● PASSAGE PROVIDED:
Skip to main content

Python automation toolkit for VRChat (Windows / Linux)

Project description

vrcpilot

English | 日本語

PyPI Python License: MIT Test Type Check Format & Lint

Python automation toolkit for the VRChat desktop client on Windows / Linux. It can launch, focus, capture, OCR, detect image templates, and synthesize input through both a typed Python API and the vrcpilot CLI.

Features

  • Process control — launch VRChat through Steam (vrcpilot.launch), detect running PIDs, and terminate the process.
  • Window control — focus / unfocus the VRChat window and check its foreground state (Win32 / X11 / XWayland).
  • Screen captureCapture for streaming (mp4 / y4m sinks) and take_screenshot for one-off captures that round-trip through YAML.
  • OCR — pluggable OCREngine ABC with the default RapidOCREngine. ocr() returns word-level results in both window-local and desktop-absolute coordinates.
  • Image-template detectionTemplateDetectEngine using OpenCV TM_CCOEFF_NORMED. Detections use the same coordinate schema as OCR.
  • Synthetic input — keyboard / mouse input via pydirectinput on Windows and inputtino + /dev/uinput on Linux. Input is sent only while VRChat is focused.
  • Non-ASCII text injectionvrcpilot.clipboard sends arbitrary Unicode strings through clipboard + Ctrl+V.
  • CLI front-end — subcommands such as vrcpilot launch / screenshot / ocr / detect / mouse / keyboard / paste / capture / ..., with tab completion via argcomplete.

Installation

Python 3.12 or later is required.

On Linux, install inputtino-python into the same Python environment before installing vrcpilot. See the Linux requirements below for the native build packages and /dev/uinput permissions. uv tool install creates an isolated environment; on Linux, use the --with inputtino-python example below.

# Linux only: install inputtino before vrcpilot
pip install "inputtino-python @ git+https://github.com/games-on-whales/inputtino.git@stable#subdirectory=bindings/python"
# Library + CLI
pip install vrcpilot

# Install with OCR support
pip install "vrcpilot[ocr]"

# Install as an isolated CLI tool
uv tool install vrcpilot

# Install as an isolated CLI tool on Linux
uv tool install --with "inputtino-python @ git+https://github.com/games-on-whales/inputtino.git@stable#subdirectory=bindings/python" vrcpilot

# Install from source for development
git clone https://github.com/MLShukai/vrcpilot
cd vrcpilot
uv sync --all-extras

Pre-release builds (0.X.Yrc1, 0.X.Ya1, etc.) are excluded from pip install by default. To opt in to a pre-release, use pip install --pre vrcpilot or uv tool install --prerelease=allow vrcpilot (and the same --prerelease=allow flag for the Linux uv tool install --with inputtino-python variant above).

Platform Requirements

Windows

No additional system packages are required. pywin32 and pydirectinput are installed automatically as dependencies.

● INFORMATION PROVIDED:
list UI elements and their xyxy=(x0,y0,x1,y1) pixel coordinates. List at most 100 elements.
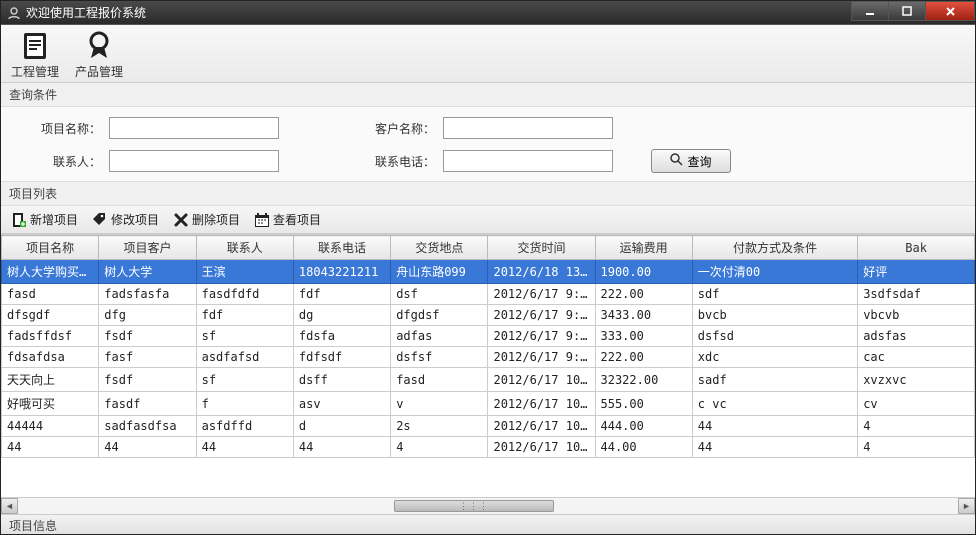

● WHAT THE TASK REQUIRES: Extend the vrcpilot project description, picking up right after its final sentence about Windows. The data above comes from a different source than the vrcpilot project description.

● FINAL ANSWER:
Linux

An X11 or XWayland session is required. Wayland-native sessions are not supported. In that environment, focus() / unfocus() emit a RuntimeWarning and return False.

Check your session type with:

echo $XDG_SESSION_TYPE   # x11 or wayland
echo $DISPLAY            # OK if this has a value, including through XWayland

inputtino-python is built natively from git, so install the following system packages before pip install:

sudo apt-get install -y cmake build-essential pkg-config libevdev-dev
sudo usermod -aG input "$USER"   # write access to /dev/uinput; log out and back in

If the uinput kernel module is disabled, load it with sudo modprobe uinput.

Also note that the distribution name differs from the import name. On PyPI it is inputtino-python; in Python, import it as inputtino.

macOS

Not supported.

Quick Start (CLI)

The CLI is the quickest entry point for driving VRChat. The basic pipeline is: screenshot emits a Screenshot as YAML, then ocr / detect consume it from stdin or --screenshot.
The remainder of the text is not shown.